---------- The data ----------
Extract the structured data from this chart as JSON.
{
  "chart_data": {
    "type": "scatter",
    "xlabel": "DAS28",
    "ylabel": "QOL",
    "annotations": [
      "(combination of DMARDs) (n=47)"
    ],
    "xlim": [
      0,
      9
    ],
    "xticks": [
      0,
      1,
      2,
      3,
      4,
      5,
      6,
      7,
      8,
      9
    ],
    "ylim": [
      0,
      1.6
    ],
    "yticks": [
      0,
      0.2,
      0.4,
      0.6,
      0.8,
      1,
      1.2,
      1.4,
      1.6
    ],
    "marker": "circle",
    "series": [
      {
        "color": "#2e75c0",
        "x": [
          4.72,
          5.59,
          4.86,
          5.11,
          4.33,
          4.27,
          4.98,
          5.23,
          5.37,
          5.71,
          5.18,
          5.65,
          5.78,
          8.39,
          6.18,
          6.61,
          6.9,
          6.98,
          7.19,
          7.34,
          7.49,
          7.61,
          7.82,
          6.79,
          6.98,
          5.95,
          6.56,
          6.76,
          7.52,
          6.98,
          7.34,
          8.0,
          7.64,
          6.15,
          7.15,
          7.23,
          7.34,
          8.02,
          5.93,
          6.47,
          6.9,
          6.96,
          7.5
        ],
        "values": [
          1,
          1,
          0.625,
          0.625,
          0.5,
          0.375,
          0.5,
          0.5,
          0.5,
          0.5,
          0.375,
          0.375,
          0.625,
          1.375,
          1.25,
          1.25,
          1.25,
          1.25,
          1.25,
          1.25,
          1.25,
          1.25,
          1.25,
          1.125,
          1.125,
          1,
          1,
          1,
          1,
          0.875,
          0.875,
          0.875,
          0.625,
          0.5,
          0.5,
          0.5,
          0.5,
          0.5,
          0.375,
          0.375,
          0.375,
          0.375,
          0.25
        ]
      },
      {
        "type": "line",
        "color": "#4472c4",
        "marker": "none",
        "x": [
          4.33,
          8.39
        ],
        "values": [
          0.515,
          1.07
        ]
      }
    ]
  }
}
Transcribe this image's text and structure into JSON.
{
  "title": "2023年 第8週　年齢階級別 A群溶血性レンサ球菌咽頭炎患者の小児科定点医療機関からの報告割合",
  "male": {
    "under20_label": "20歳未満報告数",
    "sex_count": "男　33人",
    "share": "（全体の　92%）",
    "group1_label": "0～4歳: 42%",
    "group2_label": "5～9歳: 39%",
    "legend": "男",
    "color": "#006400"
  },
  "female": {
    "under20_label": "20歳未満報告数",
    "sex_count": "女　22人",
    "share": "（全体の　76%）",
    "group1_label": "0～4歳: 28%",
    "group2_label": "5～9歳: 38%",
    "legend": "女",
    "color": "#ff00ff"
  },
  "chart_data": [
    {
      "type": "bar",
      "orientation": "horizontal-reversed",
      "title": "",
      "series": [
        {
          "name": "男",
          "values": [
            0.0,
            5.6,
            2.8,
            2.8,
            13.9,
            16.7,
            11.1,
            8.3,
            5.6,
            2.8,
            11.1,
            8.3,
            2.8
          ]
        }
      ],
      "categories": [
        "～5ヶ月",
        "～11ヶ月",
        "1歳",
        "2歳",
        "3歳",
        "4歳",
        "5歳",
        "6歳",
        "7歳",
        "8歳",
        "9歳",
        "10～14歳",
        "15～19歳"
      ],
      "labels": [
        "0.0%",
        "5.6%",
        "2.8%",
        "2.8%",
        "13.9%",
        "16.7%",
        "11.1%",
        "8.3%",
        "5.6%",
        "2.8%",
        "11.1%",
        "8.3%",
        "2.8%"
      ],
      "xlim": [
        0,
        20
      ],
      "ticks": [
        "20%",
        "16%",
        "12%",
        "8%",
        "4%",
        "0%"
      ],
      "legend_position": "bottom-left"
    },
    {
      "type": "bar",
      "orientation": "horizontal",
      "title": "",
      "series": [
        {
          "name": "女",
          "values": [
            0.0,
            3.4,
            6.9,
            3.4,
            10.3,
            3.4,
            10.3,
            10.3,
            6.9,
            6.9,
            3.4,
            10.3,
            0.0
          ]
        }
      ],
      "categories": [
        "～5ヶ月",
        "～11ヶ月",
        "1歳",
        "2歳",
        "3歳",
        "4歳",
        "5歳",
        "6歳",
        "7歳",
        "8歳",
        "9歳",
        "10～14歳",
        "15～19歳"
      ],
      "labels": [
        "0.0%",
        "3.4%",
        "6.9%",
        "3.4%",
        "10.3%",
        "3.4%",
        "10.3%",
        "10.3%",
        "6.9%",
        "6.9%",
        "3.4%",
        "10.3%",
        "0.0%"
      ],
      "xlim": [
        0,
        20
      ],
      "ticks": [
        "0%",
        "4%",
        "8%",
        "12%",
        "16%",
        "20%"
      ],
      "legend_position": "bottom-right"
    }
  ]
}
----------
# Stated goal
Find every line containing the word "bottom", then give the total and nothing more.

# Answer for the task
2